┏━━

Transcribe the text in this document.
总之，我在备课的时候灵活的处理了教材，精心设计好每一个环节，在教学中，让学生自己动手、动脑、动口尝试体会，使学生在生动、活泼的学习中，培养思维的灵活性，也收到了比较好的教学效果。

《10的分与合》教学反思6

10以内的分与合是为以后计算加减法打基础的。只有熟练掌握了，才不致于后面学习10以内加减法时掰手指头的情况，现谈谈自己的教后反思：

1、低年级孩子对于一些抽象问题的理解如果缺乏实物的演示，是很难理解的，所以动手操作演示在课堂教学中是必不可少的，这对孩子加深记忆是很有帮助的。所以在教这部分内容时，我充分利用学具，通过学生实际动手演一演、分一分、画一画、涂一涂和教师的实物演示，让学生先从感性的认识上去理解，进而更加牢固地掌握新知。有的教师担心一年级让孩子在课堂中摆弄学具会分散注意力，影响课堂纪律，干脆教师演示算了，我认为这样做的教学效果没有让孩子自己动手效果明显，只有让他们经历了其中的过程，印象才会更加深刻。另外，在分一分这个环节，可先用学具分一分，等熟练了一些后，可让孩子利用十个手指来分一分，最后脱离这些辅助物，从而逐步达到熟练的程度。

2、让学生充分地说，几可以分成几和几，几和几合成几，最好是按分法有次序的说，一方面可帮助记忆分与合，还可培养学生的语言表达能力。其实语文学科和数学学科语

┗━━

STATED EXERCISE: Retype the material in full, character for character.

ANSWER TO THE TASK:
Transcribe the text in this document.
总之，我在备课的时候灵活的处理了教材，精心设计好每一个环节，在教学中，让学生自己动手、动脑、动口尝试体会，使学生在生动、活泼的学习中，培养思维的灵活性，也收到了比较好的教学效果。

《10的分与合》教学反思6

10以内的分与合是为以后计算加减法打基础的。只有熟练掌握了，才不致于后面学习10以内加减法时掰手指头的情况，现谈谈自己的教后反思：

1、低年级孩子对于一些抽象问题的理解如果缺乏实物的演示，是很难理解的，所以动手操作演示在课堂教学中是必不可少的，这对孩子加深记忆是很有帮助的。所以在教这部分内容时，我充分利用学具，通过学生实际动手演一演、分一分、画一画、涂一涂和教师的实物演示，让学生先从感性的认识上去理解，进而更加牢固地掌握新知。有的教师担心一年级让孩子在课堂中摆弄学具会分散注意力，影响课堂纪律，干脆教师演示算了，我认为这样做的教学效果没有让孩子自己动手效果明显，只有让他们经历了其中的过程，印象才会更加深刻。另外，在分一分这个环节，可先用学具分一分，等熟练了一些后，可让孩子利用十个手指来分一分，最后脱离这些辅助物，从而逐步达到熟练的程度。

2、让学生充分地说，几可以分成几和几，几和几合成几，最好是按分法有次序的说，一方面可帮助记忆分与合，还可培养学生的语言表达能力。其实语文学科和数学学科语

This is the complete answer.